Teks Sumber
+++

Situs hiburan yang dalam istilah Kwa Peng Tjiang (anak dari Kwa Tjin Yang),
menyumbang ‘Masa Damai’. Batas wilayah antar rumah : dibuka selama 24 jam,
pintu berbentuk seng tersebut, kami sisipkan diantara pancaran cahaya dari tiga arsip,
yaitu : ruang bioskop simpatihari ini ( yang sudah punah ), migrasi berbagai ragam
etnis ke majalengka, dan topografi perubahan Majalengka dari wilayah agraria
menuju industri.
https://www.youtube.com/watch?v=Kr3CjsWNCwk
Counter-Monument
action sculpture,
projek Counter monument, berawal dari riset mengenai bagaimana kota membangun
citranya. Projek ini saya mencoba menelusuri citra kota Bandung sebagai kota kreatif
dan pariwisata, dimana pemerintah membangun beberapa monumen (patung, taman
tematik), yang mencitrakan kota sebagai kota wisata. Pemabangunan kota sebagai
kota wisata tidak dibarengi dengan tata kelola kota yang baik akhirnya pembangunan
tersebut mengakibatkan penggusuranwarga. Di beberapa kawasan kota Bandung,
pengalihan lahan kampong kota menjadi hotel, taman, menunjang citra kota sebagai
kota wisata.

+++

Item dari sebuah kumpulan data
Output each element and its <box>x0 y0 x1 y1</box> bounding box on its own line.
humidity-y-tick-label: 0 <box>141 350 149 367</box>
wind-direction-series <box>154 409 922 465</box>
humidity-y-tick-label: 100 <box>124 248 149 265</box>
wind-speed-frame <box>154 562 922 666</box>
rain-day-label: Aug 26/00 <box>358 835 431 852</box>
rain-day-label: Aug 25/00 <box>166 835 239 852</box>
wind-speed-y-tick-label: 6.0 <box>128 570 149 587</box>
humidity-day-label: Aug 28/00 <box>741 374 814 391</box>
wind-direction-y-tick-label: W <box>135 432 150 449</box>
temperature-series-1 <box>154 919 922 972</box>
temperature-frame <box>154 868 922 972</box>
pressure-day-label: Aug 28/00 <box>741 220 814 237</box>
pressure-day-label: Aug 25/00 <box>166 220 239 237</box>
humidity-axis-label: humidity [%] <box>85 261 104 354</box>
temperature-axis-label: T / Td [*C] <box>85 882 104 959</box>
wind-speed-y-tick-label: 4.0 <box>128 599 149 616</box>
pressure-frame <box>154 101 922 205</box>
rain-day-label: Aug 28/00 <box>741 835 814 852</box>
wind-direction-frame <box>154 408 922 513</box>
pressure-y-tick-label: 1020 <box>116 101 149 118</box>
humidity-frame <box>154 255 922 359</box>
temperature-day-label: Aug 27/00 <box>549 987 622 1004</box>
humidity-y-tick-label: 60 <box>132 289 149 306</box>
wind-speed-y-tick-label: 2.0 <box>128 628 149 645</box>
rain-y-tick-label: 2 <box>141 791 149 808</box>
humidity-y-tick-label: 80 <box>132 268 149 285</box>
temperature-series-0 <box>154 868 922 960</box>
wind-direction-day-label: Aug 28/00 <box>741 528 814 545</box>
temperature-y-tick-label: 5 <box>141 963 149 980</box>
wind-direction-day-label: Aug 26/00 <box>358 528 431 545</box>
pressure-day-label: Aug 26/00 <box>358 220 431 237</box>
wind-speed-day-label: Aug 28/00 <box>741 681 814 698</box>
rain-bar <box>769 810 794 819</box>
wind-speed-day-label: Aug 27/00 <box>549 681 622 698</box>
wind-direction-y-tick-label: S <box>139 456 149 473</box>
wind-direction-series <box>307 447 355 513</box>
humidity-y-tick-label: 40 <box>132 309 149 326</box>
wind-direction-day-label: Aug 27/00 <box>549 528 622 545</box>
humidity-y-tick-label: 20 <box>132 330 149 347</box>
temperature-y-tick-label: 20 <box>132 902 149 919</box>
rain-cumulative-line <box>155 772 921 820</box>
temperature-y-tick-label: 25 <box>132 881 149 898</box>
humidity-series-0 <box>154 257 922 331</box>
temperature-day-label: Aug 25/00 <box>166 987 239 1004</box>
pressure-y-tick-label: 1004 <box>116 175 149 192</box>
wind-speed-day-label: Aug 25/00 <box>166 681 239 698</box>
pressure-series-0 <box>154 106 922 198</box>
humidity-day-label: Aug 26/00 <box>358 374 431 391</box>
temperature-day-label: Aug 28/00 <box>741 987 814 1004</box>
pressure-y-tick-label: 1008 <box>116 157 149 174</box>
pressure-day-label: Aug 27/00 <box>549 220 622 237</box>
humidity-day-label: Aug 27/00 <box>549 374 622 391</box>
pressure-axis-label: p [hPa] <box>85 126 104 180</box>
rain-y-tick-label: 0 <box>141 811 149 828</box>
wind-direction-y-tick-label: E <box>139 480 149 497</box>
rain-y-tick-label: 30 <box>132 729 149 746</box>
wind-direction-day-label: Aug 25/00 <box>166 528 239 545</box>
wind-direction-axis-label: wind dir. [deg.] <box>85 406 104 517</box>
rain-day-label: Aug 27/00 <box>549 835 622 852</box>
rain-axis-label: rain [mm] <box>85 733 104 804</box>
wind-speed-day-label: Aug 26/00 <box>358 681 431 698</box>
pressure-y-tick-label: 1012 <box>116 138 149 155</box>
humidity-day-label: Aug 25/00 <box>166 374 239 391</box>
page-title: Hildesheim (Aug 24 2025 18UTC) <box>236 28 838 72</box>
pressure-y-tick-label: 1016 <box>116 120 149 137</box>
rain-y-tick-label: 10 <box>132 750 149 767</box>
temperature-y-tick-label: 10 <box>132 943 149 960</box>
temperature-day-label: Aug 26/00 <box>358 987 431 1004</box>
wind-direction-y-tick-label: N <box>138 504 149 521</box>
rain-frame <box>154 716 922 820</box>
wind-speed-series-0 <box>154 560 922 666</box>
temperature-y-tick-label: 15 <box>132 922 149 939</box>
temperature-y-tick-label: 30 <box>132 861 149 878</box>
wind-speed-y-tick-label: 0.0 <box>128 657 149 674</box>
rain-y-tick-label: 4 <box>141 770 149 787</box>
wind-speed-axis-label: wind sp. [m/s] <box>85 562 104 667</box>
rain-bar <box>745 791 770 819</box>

+++

Kumpulan Tugas
a) Tulis lagi bagian teks sumber yang dimulai dengan kata-kata yang memuat "Situs hiburan yang" dan diakhiri dengan "menuju industri.", lalu ganti "seng" dengan "kayu".
b) Menurut teks sumber, proyek Counter monument berawal dari apa?

Jawaban
a)
Situs hiburan yang dalam istilah Kwa Peng Tjiang (anak dari Kwa Tjin Yang),
menyumbang ‘Masa Damai’. Batas wilayah antar rumah : dibuka selama 24 jam,
pintu berbentuk kayu tersebut, kami sisipkan diantara pancaran cahaya dari tiga arsip,
yaitu : ruang bioskop simpatihari ini ( yang sudah punah ), migrasi berbagai ragam
etnis ke majalengka, dan topografi perubahan Majalengka dari wilayah agraria
menuju industri.

b) Dari riset mengenai bagaimana kota membangun citranya.